_OBJECTIVE_.
Every entry must be echoed exactly.

_SOURCE RECORDS_.

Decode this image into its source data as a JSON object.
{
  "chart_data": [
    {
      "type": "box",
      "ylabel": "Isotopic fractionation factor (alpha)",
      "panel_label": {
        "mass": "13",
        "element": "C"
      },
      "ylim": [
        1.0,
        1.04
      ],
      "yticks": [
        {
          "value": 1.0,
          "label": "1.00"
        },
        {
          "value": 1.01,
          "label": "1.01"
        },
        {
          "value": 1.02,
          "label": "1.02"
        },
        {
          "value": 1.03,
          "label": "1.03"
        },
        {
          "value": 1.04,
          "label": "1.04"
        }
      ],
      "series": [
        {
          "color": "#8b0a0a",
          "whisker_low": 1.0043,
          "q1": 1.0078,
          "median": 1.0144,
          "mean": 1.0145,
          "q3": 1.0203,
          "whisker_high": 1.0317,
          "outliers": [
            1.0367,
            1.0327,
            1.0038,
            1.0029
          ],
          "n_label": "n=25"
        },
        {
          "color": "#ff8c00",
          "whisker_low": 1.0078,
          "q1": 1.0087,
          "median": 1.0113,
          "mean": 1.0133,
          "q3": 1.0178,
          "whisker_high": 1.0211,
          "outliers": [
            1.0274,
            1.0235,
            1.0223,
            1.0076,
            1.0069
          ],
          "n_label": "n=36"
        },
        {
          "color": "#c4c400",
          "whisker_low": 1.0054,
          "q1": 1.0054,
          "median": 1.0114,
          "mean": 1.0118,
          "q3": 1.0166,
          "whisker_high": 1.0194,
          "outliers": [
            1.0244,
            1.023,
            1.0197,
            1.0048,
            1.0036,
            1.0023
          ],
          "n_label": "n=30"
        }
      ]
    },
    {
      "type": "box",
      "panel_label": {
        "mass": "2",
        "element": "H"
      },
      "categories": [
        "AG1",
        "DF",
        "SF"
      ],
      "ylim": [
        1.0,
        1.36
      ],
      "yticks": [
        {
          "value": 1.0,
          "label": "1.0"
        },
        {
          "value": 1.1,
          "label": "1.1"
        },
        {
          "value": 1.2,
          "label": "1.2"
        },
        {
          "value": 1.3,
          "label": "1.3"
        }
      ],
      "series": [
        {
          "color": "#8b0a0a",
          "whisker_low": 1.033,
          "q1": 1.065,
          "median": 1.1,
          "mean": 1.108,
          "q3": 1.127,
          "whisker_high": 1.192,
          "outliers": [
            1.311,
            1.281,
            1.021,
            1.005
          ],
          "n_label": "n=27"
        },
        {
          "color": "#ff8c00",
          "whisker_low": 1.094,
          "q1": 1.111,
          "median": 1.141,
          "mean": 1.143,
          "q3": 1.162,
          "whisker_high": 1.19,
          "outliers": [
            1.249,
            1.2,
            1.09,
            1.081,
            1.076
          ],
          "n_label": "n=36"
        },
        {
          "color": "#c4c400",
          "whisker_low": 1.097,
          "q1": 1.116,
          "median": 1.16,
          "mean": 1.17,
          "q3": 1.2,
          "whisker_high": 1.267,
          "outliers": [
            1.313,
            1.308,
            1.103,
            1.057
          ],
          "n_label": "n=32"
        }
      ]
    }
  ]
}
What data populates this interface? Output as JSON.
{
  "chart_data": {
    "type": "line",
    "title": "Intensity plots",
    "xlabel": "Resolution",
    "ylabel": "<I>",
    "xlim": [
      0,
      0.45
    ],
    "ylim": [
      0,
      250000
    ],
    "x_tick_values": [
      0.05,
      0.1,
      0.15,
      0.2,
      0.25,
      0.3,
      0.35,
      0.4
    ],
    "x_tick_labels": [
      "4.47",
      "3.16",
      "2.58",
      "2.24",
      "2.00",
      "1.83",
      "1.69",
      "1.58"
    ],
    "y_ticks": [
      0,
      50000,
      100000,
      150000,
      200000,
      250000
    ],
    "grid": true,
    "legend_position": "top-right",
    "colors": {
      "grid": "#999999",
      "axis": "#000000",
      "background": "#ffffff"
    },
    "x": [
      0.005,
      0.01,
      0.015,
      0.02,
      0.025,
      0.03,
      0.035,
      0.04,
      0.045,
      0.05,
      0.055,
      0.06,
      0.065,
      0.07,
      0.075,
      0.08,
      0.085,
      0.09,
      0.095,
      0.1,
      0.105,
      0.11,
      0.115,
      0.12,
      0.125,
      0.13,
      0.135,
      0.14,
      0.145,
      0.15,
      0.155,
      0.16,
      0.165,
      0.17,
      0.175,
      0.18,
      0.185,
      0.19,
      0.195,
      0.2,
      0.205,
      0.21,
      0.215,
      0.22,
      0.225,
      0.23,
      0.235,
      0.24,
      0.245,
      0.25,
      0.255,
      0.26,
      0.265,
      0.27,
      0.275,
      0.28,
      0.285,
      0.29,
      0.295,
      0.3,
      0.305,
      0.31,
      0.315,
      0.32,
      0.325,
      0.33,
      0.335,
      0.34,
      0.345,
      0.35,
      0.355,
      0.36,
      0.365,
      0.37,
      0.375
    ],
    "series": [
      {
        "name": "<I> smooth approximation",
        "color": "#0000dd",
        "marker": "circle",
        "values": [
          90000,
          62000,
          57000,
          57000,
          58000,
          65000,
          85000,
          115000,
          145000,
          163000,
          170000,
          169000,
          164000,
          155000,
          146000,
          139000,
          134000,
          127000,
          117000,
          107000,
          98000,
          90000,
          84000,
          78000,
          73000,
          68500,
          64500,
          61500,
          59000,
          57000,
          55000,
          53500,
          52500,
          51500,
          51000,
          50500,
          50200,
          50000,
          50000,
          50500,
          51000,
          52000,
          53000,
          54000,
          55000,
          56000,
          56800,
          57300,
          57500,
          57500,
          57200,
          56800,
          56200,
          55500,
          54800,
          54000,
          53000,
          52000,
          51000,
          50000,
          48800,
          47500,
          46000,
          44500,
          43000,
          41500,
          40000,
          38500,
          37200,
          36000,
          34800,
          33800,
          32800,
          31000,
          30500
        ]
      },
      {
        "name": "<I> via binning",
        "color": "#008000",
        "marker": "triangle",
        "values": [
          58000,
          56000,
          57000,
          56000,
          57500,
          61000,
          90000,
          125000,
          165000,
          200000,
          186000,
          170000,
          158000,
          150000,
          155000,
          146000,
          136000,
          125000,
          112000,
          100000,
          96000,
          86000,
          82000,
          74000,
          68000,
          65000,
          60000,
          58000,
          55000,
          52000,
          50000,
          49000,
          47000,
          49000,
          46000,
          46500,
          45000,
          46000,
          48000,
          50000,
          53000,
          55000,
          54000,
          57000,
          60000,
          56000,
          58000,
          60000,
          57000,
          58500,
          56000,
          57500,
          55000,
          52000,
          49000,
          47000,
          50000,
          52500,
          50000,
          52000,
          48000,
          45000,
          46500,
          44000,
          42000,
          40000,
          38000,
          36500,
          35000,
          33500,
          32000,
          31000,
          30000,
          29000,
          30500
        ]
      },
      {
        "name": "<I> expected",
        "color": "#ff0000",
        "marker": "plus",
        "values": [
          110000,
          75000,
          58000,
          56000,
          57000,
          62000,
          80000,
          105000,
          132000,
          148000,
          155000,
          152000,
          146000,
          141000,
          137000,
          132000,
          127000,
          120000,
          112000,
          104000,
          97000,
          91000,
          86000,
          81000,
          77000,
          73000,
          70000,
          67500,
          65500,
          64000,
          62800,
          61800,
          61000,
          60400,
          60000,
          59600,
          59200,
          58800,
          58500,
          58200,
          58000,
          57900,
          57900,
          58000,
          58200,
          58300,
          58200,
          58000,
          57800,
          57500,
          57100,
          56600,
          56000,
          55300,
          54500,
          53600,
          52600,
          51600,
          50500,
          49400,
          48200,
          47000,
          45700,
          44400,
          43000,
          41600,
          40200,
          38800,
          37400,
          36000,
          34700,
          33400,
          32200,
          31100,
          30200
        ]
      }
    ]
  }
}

_THE COMPLETED TASK_.
Decode this image into its source data as a JSON object.
{
  "chart_data": [
    {
      "type": "box",
      "ylabel": "Isotopic fractionation factor (alpha)",
      "panel_label": {
        "mass": "13",
        "element": "C"
      },
      "ylim": [
        1.0,
        1.04
      ],
      "yticks": [
        {
          "value": 1.0,
          "label": "1.00"
        },
        {
          "value": 1.01,
          "label": "1.01"
        },
        {
          "value": 1.02,
          "label": "1.02"
        },
        {
          "value": 1.03,
          "label": "1.03"
        },
        {
          "value": 1.04,
          "label": "1.04"
        }
      ],
      "series": [
        {
          "color": "#8b0a0a",
          "whisker_low": 1.0043,
          "q1": 1.0078,
          "median": 1.0144,
          "mean": 1.0145,
          "q3": 1.0203,
          "whisker_high": 1.0317,
          "outliers": [
            1.0367,
            1.0327,
            1.0038,
            1.0029
          ],
          "n_label": "n=25"
        },
        {
          "color": "#ff8c00",
          "whisker_low": 1.0078,
          "q1": 1.0087,
          "median": 1.0113,
          "mean": 1.0133,
          "q3": 1.0178,
          "whisker_high": 1.0211,
          "outliers": [
            1.0274,
            1.0235,
            1.0223,
            1.0076,
            1.0069
          ],
          "n_label": "n=36"
        },
        {
          "color": "#c4c400",
          "whisker_low": 1.0054,
          "q1": 1.0054,
          "median": 1.0114,
          "mean": 1.0118,
          "q3": 1.0166,
          "whisker_high": 1.0194,
          "outliers": [
            1.0244,
            1.023,
            1.0197,
            1.0048,
            1.0036,
            1.0023
          ],
          "n_label": "n=30"
        }
      ]
    },
    {
      "type": "box",
      "panel_label": {
        "mass": "2",
        "element": "H"
      },
      "categories": [
        "AG1",
        "DF",
        "SF"
      ],
      "ylim": [
        1.0,
        1.36
      ],
      "yticks": [
        {
          "value": 1.0,
          "label": "1.0"
        },
        {
          "value": 1.1,
          "label": "1.1"
        },
        {
          "value": 1.2,
          "label": "1.2"
        },
        {
          "value": 1.3,
          "label": "1.3"
        }
      ],
      "series": [
        {
          "color": "#8b0a0a",
          "whisker_low": 1.033,
          "q1": 1.065,
          "median": 1.1,
          "mean": 1.108,
          "q3": 1.127,
          "whisker_high": 1.192,
          "outliers": [
            1.311,
            1.281,
            1.021,
            1.005
          ],
          "n_label": "n=27"
        },
        {
          "color": "#ff8c00",
          "whisker_low": 1.094,
          "q1": 1.111,
          "median": 1.141,
          "mean": 1.143,
          "q3": 1.162,
          "whisker_high": 1.19,
          "outliers": [
            1.249,
            1.2,
            1.09,
            1.081,
            1.076
          ],
          "n_label": "n=36"
        },
        {
          "color": "#c4c400",
          "whisker_low": 1.097,
          "q1": 1.116,
          "median": 1.16,
          "mean": 1.17,
          "q3": 1.2,
          "whisker_high": 1.267,
          "outliers": [
            1.313,
            1.308,
            1.103,
            1.057
          ],
          "n_label": "n=32"
        }
      ]
    }
  ]
}
What data populates this interface? Output as JSON.
{
  "chart_data": {
    "type": "line",
    "title": "Intensity plots",
    "xlabel": "Resolution",
    "ylabel": "<I>",
    "xlim": [
      0,
      0.45
    ],
    "ylim": [
      0,
      250000
    ],
    "x_tick_values": [
      0.05,
      0.1,
      0.15,
      0.2,
      0.25,
      0.3,
      0.35,
      0.4
    ],
    "x_tick_labels": [
      "4.47",
      "3.16",
      "2.58",
      "2.24",
      "2.00",
      "1.83",
      "1.69",
      "1.58"
    ],
    "y_ticks": [
      0,
      50000,
      100000,
      150000,
      200000,
      250000
    ],
    "grid": true,
    "legend_position": "top-right",
    "colors": {
      "grid": "#999999",
      "axis": "#000000",
      "background": "#ffffff"
    },
    "x": [
      0.005,
      0.01,
      0.015,
      0.02,
      0.025,
      0.03,
      0.035,
      0.04,
      0.045,
      0.05,
      0.055,
      0.06,
      0.065,
      0.07,
      0.075,
      0.08,
      0.085,
      0.09,
      0.095,
      0.1,
      0.105,
      0.11,
      0.115,
      0.12,
      0.125,
      0.13,
      0.135,
      0.14,
      0.145,
      0.15,
      0.155,
      0.16,
      0.165,
      0.17,
      0.175,
      0.18,
      0.185,
      0.19,
      0.195,
      0.2,
      0.205,
      0.21,
      0.215,
      0.22,
      0.225,
      0.23,
      0.235,
      0.24,
      0.245,
      0.25,
      0.255,
      0.26,
      0.265,
      0.27,
      0.275,
      0.28,
      0.285,
      0.29,
      0.295,
      0.3,
      0.305,
      0.31,
      0.315,
      0.32,
      0.325,
      0.33,
      0.335,
      0.34,
      0.345,
      0.35,
      0.355,
      0.36,
      0.365,
      0.37,
      0.375
    ],
    "series": [
      {
        "name": "<I> smooth approximation",
        "color": "#0000dd",
        "marker": "circle",
        "values": [
          90000,
          62000,
          57000,
          57000,
          58000,
          65000,
          85000,
          115000,
          145000,
          163000,
          170000,
          169000,
          164000,
          155000,
          146000,
          139000,
          134000,
          127000,
          117000,
          107000,
          98000,
          90000,
          84000,
          78000,
          73000,
          68500,
          64500,
          61500,
          59000,
          57000,
          55000,
          53500,
          52500,
          51500,
          51000,
          50500,
          50200,
          50000,
          50000,
          50500,
          51000,
          52000,
          53000,
          54000,
          55000,
          56000,
          56800,
          57300,
          57500,
          57500,
          57200,
          56800,
          56200,
          55500,
          54800,
          54000,
          53000,
          52000,
          51000,
          50000,
          48800,
          47500,
          46000,
          44500,
          43000,
          41500,
          40000,
          38500,
          37200,
          36000,
          34800,
          33800,
          32800,
          31000,
          30500
        ]
      },
      {
        "name": "<I> via binning",
        "color": "#008000",
        "marker": "triangle",
        "values": [
          58000,
          56000,
          57000,
          56000,
          57500,
          61000,
          90000,
          125000,
          165000,
          200000,
          186000,
          170000,
          158000,
          150000,
          155000,
          146000,
          136000,
          125000,
          112000,
          100000,
          96000,
          86000,
          82000,
          74000,
          68000,
          65000,
          60000,
          58000,
          55000,
          52000,
          50000,
          49000,
          47000,
          49000,
          46000,
          46500,
          45000,
          46000,
          48000,
          50000,
          53000,
          55000,
          54000,
          57000,
          60000,
          56000,
          58000,
          60000,
          57000,
          58500,
          56000,
          57500,
          55000,
          52000,
          49000,
          47000,
          50000,
          52500,
          50000,
          52000,
          48000,
          45000,
          46500,
          44000,
          42000,
          40000,
          38000,
          36500,
          35000,
          33500,
          32000,
          31000,
          30000,
          29000,
          30500
        ]
      },
      {
        "name": "<I> expected",
        "color": "#ff0000",
        "marker": "plus",
        "values": [
          110000,
          75000,
          58000,
          56000,
          57000,
          62000,
          80000,
          105000,
          132000,
          148000,
          155000,
          152000,
          146000,
          141000,
          137000,
          132000,
          127000,
          120000,
          112000,
          104000,
          97000,
          91000,
          86000,
          81000,
          77000,
          73000,
          70000,
          67500,
          65500,
          64000,
          62800,
          61800,
          61000,
          60400,
          60000,
          59600,
          59200,
          58800,
          58500,
          58200,
          58000,
          57900,
          57900,
          58000,
          58200,
          58300,
          58200,
          58000,
          57800,
          57500,
          57100,
          56600,
          56000,
          55300,
          54500,
          53600,
          52600,
          51600,
          50500,
          49400,
          48200,
          47000,
          45700,
          44400,
          43000,
          41600,
          40200,
          38800,
          37400,
          36000,
          34700,
          33400,
          32200,
          31100,
          30200
        ]
      }
    ]
  }
}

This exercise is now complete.